REQUIREMENTS =>
Below are records; count the lines in them that hold "bolt" and give only the count.

Dataset items
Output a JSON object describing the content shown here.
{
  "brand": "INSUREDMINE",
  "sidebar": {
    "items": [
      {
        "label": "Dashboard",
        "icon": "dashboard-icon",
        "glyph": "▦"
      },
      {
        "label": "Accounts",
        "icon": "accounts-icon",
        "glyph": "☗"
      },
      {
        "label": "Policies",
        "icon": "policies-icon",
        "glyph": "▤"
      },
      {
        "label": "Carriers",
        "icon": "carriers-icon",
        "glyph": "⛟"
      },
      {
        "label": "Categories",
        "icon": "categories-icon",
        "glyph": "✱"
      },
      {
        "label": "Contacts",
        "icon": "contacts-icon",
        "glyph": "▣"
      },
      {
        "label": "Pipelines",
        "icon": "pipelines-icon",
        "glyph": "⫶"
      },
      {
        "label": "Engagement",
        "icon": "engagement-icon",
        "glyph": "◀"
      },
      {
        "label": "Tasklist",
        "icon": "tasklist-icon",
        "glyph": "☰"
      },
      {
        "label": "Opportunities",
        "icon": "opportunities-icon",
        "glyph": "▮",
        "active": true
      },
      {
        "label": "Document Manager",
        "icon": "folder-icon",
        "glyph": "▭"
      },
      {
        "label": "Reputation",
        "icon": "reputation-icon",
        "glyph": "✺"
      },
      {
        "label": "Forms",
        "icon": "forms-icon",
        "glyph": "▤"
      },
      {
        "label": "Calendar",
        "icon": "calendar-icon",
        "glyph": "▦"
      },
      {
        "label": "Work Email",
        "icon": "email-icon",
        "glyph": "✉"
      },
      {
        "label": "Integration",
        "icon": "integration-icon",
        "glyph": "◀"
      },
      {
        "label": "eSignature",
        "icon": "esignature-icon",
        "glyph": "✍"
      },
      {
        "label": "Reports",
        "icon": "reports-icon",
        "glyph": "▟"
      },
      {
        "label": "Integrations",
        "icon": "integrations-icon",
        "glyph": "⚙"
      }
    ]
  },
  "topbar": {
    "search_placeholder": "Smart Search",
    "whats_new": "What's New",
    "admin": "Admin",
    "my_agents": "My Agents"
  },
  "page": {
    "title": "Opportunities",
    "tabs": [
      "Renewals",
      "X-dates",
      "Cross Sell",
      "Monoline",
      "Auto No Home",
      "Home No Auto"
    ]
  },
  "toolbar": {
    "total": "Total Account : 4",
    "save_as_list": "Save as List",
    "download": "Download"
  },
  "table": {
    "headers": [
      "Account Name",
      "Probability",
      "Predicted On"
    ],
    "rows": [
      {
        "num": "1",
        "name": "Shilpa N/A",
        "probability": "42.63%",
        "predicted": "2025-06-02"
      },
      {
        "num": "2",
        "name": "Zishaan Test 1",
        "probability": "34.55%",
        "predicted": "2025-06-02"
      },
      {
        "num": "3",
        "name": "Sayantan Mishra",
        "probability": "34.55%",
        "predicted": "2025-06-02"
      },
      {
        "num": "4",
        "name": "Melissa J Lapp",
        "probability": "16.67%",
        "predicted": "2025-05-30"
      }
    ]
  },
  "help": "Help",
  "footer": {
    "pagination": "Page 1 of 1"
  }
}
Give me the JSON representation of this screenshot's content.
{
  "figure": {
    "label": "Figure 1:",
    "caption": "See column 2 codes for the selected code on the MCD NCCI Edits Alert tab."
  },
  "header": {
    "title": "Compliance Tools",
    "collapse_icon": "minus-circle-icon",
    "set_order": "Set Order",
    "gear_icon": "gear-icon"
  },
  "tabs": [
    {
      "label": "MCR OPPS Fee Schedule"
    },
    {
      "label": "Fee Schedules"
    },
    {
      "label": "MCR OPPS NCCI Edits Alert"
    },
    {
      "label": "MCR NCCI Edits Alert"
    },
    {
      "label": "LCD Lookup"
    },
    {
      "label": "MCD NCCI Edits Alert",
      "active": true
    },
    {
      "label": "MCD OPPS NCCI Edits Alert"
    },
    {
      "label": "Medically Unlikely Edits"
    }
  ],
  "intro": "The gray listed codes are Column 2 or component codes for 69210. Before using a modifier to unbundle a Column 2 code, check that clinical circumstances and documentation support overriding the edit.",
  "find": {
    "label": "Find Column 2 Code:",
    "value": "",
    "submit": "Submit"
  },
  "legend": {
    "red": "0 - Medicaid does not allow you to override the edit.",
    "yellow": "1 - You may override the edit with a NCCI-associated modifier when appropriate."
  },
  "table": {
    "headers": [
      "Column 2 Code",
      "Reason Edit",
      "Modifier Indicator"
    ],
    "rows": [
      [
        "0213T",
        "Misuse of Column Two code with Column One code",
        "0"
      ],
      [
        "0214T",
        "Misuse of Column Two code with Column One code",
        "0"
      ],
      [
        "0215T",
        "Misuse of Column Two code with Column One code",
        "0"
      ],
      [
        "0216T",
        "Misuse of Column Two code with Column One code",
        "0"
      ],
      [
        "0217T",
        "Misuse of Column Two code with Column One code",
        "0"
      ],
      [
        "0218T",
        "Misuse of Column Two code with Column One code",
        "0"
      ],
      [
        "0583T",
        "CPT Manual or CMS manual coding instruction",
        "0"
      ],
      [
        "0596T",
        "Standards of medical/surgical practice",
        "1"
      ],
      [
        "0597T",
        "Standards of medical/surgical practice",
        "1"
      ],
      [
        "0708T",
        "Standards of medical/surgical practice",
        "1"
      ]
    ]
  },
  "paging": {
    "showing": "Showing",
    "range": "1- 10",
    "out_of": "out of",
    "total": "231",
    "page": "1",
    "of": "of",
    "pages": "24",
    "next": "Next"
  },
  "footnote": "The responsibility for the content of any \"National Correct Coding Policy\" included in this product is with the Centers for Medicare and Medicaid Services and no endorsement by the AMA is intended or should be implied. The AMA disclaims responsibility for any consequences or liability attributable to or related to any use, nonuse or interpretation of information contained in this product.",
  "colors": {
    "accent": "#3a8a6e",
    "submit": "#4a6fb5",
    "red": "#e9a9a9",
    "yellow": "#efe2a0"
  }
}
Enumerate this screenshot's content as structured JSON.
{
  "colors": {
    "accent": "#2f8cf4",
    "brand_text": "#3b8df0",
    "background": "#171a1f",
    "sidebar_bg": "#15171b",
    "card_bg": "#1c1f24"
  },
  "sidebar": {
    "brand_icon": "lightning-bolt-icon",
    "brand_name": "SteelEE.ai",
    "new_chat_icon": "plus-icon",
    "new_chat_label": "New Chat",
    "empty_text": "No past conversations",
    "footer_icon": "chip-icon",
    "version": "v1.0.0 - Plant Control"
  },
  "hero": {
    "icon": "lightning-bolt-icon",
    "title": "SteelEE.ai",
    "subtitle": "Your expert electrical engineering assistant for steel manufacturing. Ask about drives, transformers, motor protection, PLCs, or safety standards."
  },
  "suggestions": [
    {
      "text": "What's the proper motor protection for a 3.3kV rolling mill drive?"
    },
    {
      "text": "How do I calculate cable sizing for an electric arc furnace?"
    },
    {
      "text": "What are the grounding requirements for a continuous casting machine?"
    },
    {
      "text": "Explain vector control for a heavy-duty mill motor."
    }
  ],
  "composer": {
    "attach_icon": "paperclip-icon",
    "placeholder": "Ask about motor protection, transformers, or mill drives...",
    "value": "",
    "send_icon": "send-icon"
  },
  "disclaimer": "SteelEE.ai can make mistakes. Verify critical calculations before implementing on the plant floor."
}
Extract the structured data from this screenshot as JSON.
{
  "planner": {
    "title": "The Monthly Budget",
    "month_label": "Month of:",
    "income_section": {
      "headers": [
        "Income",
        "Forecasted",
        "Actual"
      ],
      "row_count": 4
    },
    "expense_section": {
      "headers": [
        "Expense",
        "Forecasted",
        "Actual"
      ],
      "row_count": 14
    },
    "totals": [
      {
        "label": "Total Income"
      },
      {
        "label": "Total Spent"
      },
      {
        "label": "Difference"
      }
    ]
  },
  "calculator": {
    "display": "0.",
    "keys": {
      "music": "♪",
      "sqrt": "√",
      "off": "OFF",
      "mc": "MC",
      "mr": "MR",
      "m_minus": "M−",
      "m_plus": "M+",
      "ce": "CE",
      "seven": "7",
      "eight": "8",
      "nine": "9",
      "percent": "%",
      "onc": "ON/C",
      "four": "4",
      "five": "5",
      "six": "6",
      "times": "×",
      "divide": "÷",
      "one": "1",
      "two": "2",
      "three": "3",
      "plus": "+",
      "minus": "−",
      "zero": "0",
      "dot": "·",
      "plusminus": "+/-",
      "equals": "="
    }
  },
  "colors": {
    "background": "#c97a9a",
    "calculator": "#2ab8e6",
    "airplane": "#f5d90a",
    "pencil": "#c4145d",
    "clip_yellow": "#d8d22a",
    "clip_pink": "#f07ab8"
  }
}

SOLUTION FOR THIS TASK =>
2